* _MATERIAL FOR THIS EXERCISE_:
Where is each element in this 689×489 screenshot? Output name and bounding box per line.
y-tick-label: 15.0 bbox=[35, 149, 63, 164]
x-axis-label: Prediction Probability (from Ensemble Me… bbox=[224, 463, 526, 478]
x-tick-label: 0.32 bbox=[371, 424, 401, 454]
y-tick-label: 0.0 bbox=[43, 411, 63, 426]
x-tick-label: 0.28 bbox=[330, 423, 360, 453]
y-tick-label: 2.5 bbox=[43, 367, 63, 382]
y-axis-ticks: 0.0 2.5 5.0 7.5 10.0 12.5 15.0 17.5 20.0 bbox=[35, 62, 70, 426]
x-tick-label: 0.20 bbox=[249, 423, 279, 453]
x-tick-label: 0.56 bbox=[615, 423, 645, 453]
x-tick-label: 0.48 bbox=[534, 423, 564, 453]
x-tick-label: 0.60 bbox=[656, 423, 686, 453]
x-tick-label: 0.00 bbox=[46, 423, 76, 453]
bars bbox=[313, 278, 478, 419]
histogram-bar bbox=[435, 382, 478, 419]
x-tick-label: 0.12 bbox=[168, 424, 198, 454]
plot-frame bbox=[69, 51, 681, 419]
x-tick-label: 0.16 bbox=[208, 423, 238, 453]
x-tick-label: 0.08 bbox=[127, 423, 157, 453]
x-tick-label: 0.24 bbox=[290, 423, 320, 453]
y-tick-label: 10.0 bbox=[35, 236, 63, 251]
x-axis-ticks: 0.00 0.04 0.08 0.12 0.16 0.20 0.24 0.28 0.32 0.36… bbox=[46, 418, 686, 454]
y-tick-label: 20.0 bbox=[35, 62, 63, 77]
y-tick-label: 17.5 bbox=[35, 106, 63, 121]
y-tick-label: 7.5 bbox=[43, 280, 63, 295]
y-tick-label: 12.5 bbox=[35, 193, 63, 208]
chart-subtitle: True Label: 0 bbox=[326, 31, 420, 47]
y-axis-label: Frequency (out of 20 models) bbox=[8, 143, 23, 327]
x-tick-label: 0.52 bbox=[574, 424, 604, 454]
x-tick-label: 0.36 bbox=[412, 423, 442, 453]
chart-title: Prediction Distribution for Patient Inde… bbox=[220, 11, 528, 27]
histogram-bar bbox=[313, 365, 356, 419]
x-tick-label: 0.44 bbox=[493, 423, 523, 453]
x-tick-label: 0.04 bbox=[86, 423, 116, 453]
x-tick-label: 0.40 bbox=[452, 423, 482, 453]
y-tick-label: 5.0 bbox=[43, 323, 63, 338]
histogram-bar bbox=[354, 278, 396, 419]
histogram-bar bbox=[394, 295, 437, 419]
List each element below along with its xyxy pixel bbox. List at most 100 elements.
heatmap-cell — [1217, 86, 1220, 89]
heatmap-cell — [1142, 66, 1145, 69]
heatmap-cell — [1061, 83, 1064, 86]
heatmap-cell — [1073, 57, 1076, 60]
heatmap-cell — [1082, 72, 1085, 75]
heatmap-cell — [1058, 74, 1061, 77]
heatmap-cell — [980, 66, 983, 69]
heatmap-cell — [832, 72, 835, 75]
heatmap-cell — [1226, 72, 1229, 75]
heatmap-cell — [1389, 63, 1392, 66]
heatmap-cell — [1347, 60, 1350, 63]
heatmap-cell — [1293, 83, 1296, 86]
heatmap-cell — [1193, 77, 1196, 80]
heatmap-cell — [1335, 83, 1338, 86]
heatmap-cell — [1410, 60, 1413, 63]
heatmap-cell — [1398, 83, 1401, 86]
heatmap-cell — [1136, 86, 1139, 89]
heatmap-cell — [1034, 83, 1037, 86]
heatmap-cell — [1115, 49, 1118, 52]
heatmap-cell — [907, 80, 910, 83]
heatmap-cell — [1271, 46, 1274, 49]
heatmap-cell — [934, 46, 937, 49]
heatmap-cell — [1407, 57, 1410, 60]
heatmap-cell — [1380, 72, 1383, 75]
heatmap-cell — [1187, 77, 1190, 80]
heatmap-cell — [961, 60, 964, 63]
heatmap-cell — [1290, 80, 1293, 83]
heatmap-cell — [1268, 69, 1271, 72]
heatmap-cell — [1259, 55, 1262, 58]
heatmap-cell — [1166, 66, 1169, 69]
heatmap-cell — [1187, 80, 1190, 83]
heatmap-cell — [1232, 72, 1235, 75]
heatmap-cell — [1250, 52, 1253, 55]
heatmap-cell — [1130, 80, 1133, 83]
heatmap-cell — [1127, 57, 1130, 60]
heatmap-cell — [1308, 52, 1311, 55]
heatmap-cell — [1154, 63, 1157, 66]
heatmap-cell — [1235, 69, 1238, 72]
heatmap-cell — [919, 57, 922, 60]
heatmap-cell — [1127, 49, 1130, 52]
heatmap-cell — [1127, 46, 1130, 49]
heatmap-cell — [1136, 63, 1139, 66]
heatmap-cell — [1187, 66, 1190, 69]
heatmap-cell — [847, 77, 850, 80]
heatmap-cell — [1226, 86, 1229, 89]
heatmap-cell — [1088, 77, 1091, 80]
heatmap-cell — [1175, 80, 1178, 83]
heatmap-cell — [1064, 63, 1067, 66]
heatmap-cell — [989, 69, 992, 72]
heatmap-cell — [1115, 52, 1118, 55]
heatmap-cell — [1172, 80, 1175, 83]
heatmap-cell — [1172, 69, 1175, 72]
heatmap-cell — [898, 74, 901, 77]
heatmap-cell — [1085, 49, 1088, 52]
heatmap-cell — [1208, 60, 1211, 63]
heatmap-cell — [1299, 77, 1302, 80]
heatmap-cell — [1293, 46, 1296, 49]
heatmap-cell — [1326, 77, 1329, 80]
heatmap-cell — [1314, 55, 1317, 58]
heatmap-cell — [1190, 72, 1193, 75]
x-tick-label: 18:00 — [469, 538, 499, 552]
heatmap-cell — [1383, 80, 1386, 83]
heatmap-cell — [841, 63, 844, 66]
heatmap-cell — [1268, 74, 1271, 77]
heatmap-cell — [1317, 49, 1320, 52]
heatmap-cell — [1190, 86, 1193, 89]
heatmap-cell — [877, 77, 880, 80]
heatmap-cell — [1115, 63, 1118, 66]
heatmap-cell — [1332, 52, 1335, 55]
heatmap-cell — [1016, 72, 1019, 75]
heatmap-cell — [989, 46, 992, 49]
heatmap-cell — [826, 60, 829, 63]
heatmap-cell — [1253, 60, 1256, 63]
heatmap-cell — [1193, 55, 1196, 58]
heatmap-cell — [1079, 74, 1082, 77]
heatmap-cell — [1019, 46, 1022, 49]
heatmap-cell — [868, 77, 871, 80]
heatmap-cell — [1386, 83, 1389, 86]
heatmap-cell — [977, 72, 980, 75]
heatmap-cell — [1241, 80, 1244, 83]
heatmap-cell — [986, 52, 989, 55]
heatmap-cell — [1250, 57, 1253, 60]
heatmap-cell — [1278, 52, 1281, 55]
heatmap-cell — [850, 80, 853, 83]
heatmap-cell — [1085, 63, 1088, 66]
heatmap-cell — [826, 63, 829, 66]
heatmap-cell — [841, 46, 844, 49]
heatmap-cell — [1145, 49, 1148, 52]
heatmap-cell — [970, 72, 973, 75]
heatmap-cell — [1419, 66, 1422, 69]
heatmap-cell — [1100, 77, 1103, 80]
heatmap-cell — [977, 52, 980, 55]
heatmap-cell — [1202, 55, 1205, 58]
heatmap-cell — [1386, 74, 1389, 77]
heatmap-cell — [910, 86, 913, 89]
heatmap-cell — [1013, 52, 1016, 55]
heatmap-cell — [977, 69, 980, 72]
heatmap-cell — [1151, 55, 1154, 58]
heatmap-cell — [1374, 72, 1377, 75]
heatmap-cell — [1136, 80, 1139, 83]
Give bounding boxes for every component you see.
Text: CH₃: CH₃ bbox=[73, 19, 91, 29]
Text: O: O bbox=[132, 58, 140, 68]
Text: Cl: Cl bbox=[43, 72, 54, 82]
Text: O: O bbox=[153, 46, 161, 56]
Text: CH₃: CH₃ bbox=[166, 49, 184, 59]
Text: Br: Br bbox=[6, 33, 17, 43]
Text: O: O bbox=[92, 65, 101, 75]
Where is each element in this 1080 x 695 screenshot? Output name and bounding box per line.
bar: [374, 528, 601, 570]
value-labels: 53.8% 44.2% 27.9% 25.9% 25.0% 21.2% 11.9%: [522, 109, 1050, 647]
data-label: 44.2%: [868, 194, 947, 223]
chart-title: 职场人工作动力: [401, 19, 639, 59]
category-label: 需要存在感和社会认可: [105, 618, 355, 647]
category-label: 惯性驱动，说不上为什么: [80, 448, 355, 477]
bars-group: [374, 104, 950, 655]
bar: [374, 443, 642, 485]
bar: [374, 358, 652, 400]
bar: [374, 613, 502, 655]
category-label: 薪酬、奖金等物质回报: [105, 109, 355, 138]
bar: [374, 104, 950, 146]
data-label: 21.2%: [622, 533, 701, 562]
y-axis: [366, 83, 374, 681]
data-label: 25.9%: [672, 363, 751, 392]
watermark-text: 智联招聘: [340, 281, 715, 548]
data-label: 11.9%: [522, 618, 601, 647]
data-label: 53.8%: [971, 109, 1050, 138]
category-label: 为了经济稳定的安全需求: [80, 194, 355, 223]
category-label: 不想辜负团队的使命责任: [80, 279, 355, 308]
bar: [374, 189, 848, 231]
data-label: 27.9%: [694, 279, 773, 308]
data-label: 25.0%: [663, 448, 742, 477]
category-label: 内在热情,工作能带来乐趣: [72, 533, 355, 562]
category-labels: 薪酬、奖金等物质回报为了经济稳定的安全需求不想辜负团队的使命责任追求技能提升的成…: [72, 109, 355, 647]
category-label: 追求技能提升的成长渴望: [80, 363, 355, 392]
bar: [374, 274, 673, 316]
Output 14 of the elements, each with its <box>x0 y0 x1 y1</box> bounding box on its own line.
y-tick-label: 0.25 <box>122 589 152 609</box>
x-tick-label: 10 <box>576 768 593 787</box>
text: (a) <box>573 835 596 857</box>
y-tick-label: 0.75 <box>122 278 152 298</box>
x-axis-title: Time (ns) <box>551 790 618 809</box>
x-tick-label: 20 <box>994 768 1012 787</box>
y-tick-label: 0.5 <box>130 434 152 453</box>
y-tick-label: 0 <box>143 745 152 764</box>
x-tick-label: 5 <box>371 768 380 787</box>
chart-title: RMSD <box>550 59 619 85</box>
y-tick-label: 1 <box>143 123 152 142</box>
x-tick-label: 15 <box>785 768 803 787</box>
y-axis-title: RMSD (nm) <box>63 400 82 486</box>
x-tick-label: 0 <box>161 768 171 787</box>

* _THE TASK_: Quote verbatim the stretch from the first row through the row containing "y-tick-label: 0.0 bbox=[43, 411, 63, 426]", both included.

* _RESULT OF THIS EXERCISE_:
Where is each element in this 689×489 screenshot? Output name and bounding box per line.
y-tick-label: 15.0 bbox=[35, 149, 63, 164]
x-axis-label: Prediction Probability (from Ensemble Me… bbox=[224, 463, 526, 478]
x-tick-label: 0.32 bbox=[371, 424, 401, 454]
y-tick-label: 0.0 bbox=[43, 411, 63, 426]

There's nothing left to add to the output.